>> start Extracted data

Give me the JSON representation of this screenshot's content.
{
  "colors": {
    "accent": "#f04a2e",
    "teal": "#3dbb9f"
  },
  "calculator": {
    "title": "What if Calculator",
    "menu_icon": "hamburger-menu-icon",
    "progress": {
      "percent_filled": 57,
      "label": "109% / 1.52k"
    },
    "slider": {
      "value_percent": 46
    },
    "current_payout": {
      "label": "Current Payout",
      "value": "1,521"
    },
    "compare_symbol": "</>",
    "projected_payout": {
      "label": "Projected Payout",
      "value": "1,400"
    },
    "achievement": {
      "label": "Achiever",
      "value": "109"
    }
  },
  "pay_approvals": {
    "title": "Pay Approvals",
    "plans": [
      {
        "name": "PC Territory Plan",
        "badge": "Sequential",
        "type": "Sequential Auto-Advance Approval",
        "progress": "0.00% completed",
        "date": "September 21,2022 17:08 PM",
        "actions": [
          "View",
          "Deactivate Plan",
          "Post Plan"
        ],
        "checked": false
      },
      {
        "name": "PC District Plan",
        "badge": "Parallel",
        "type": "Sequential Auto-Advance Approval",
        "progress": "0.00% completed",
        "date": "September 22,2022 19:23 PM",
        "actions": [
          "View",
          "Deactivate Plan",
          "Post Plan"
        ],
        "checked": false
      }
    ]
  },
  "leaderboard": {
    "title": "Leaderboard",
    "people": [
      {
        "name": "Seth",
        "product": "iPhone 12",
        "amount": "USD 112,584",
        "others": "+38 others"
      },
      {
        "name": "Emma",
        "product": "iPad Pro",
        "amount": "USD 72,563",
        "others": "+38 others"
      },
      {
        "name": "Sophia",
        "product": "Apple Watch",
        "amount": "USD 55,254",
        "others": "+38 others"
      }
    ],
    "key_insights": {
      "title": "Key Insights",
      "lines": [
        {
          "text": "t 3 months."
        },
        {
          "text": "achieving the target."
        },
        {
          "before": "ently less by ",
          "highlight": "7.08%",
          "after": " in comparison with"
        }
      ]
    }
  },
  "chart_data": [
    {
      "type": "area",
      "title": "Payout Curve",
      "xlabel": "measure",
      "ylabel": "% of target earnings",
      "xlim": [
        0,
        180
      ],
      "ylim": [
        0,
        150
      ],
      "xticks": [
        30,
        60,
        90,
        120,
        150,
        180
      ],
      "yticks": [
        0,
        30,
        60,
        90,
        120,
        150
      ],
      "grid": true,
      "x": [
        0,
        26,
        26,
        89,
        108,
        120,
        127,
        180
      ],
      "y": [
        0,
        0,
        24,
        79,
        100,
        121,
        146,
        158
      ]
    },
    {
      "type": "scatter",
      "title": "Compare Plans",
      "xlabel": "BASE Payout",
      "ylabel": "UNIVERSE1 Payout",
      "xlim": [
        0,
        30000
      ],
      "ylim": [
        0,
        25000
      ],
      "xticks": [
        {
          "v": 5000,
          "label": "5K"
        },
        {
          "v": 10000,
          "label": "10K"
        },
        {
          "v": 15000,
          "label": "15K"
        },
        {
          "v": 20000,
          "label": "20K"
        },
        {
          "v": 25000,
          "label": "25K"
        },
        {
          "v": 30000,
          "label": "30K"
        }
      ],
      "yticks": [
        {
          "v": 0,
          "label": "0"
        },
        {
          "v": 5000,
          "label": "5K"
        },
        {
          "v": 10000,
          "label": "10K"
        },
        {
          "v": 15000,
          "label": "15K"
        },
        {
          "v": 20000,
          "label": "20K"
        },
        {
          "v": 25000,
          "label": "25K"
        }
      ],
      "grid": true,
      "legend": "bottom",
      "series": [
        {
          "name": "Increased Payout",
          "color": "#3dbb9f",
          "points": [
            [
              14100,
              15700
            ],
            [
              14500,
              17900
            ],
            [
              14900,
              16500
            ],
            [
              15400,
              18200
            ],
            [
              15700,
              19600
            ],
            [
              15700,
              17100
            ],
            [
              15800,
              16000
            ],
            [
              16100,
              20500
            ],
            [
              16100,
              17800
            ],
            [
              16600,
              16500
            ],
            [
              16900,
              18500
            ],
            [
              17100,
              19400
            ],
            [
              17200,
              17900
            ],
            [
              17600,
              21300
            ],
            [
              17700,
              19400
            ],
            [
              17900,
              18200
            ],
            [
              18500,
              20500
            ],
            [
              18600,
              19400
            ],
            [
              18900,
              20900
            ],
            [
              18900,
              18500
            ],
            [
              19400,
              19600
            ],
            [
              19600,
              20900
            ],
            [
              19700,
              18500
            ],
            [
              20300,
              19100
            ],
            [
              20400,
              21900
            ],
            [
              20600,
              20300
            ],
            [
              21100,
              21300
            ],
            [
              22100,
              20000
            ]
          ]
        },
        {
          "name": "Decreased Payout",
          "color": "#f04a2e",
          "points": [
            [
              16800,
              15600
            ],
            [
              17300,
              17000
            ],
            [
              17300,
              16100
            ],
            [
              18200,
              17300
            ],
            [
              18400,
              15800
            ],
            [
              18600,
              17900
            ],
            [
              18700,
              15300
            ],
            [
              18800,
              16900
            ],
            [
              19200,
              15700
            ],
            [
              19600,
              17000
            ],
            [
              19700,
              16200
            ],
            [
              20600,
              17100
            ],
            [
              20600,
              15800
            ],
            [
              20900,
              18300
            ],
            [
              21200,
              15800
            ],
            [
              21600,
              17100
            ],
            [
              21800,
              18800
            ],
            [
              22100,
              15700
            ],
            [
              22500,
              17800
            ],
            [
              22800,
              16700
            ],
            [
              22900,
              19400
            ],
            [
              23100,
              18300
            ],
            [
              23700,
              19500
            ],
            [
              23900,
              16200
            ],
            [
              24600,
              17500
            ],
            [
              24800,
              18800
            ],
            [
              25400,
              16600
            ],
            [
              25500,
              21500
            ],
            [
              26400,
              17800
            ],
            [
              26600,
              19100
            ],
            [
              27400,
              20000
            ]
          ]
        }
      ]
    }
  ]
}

>> end Extracted data

Task to carry out ::
The records above should all be quoted exactly, please.

Correct output ::
Give me the JSON representation of this screenshot's content.
{
  "colors": {
    "accent": "#f04a2e",
    "teal": "#3dbb9f"
  },
  "calculator": {
    "title": "What if Calculator",
    "menu_icon": "hamburger-menu-icon",
    "progress": {
      "percent_filled": 57,
      "label": "109% / 1.52k"
    },
    "slider": {
      "value_percent": 46
    },
    "current_payout": {
      "label": "Current Payout",
      "value": "1,521"
    },
    "compare_symbol": "</>",
    "projected_payout": {
      "label": "Projected Payout",
      "value": "1,400"
    },
    "achievement": {
      "label": "Achiever",
      "value": "109"
    }
  },
  "pay_approvals": {
    "title": "Pay Approvals",
    "plans": [
      {
        "name": "PC Territory Plan",
        "badge": "Sequential",
        "type": "Sequential Auto-Advance Approval",
        "progress": "0.00% completed",
        "date": "September 21,2022 17:08 PM",
        "actions": [
          "View",
          "Deactivate Plan",
          "Post Plan"
        ],
        "checked": false
      },
      {
        "name": "PC District Plan",
        "badge": "Parallel",
        "type": "Sequential Auto-Advance Approval",
        "progress": "0.00% completed",
        "date": "September 22,2022 19:23 PM",
        "actions": [
          "View",
          "Deactivate Plan",
          "Post Plan"
        ],
        "checked": false
      }
    ]
  },
  "leaderboard": {
    "title": "Leaderboard",
    "people": [
      {
        "name": "Seth",
        "product": "iPhone 12",
        "amount": "USD 112,584",
        "others": "+38 others"
      },
      {
        "name": "Emma",
        "product": "iPad Pro",
        "amount": "USD 72,563",
        "others": "+38 others"
      },
      {
        "name": "Sophia",
        "product": "Apple Watch",
        "amount": "USD 55,254",
        "others": "+38 others"
      }
    ],
    "key_insights": {
      "title": "Key Insights",
      "lines": [
        {
          "text": "t 3 months."
        },
        {
          "text": "achieving the target."
        },
        {
          "before": "ently less by ",
          "highlight": "7.08%",
          "after": " in comparison with"
        }
      ]
    }
  },
  "chart_data": [
    {
      "type": "area",
      "title": "Payout Curve",
      "xlabel": "measure",
      "ylabel": "% of target earnings",
      "xlim": [
        0,
        180
      ],
      "ylim": [
        0,
        150
      ],
      "xticks": [
        30,
        60,
        90,
        120,
        150,
        180
      ],
      "yticks": [
        0,
        30,
        60,
        90,
        120,
        150
      ],
      "grid": true,
      "x": [
        0,
        26,
        26,
        89,
        108,
        120,
        127,
        180
      ],
      "y": [
        0,
        0,
        24,
        79,
        100,
        121,
        146,
        158
      ]
    },
    {
      "type": "scatter",
      "title": "Compare Plans",
      "xlabel": "BASE Payout",
      "ylabel": "UNIVERSE1 Payout",
      "xlim": [
        0,
        30000
      ],
      "ylim": [
        0,
        25000
      ],
      "xticks": [
        {
          "v": 5000,
          "label": "5K"
        },
        {
          "v": 10000,
          "label": "10K"
        },
        {
          "v": 15000,
          "label": "15K"
        },
        {
          "v": 20000,
          "label": "20K"
        },
        {
          "v": 25000,
          "label": "25K"
        },
        {
          "v": 30000,
          "label": "30K"
        }
      ],
      "yticks": [
        {
          "v": 0,
          "label": "0"
        },
        {
          "v": 5000,
          "label": "5K"
        },
        {
          "v": 10000,
          "label": "10K"
        },
        {
          "v": 15000,
          "label": "15K"
        },
        {
          "v": 20000,
          "label": "20K"
        },
        {
          "v": 25000,
          "label": "25K"
        }
      ],
      "grid": true,
      "legend": "bottom",
      "series": [
        {
          "name": "Increased Payout",
          "color": "#3dbb9f",
          "points": [
            [
              14100,
              15700
            ],
            [
              14500,
              17900
            ],
            [
              14900,
              16500
            ],
            [
              15400,
              18200
            ],
            [
              15700,
              19600
            ],
            [
              15700,
              17100
            ],
            [
              15800,
              16000
            ],
            [
              16100,
              20500
            ],
            [
              16100,
              17800
            ],
            [
              16600,
              16500
            ],
            [
              16900,
              18500
            ],
            [
              17100,
              19400
            ],
            [
              17200,
              17900
            ],
            [
              17600,
              21300
            ],
            [
              17700,
              19400
            ],
            [
              17900,
              18200
            ],
            [
              18500,
              20500
            ],
            [
              18600,
              19400
            ],
            [
              18900,
              20900
            ],
            [
              18900,
              18500
            ],
            [
              19400,
              19600
            ],
            [
              19600,
              20900
            ],
            [
              19700,
              18500
            ],
            [
              20300,
              19100
            ],
            [
              20400,
              21900
            ],
            [
              20600,
              20300
            ],
            [
              21100,
              21300
            ],
            [
              22100,
              20000
            ]
          ]
        },
        {
          "name": "Decreased Payout",
          "color": "#f04a2e",
          "points": [
            [
              16800,
              15600
            ],
            [
              17300,
              17000
            ],
            [
              17300,
              16100
            ],
            [
              18200,
              17300
            ],
            [
              18400,
              15800
            ],
            [
              18600,
              17900
            ],
            [
              18700,
              15300
            ],
            [
              18800,
              16900
            ],
            [
              19200,
              15700
            ],
            [
              19600,
              17000
            ],
            [
              19700,
              16200
            ],
            [
              20600,
              17100
            ],
            [
              20600,
              15800
            ],
            [
              20900,
              18300
            ],
            [
              21200,
              15800
            ],
            [
              21600,
              17100
            ],
            [
              21800,
              18800
            ],
            [
              22100,
              15700
            ],
            [
              22500,
              17800
            ],
            [
              22800,
              16700
            ],
            [
              22900,
              19400
            ],
            [
              23100,
              18300
            ],
            [
              23700,
              19500
            ],
            [
              23900,
              16200
            ],
            [
              24600,
              17500
            ],
            [
              24800,
              18800
            ],
            [
              25400,
              16600
            ],
            [
              25500,
              21500
            ],
            [
              26400,
              17800
            ],
            [
              26600,
              19100
            ],
            [
              27400,
              20000
            ]
          ]
        }
      ]
    }
  ]
}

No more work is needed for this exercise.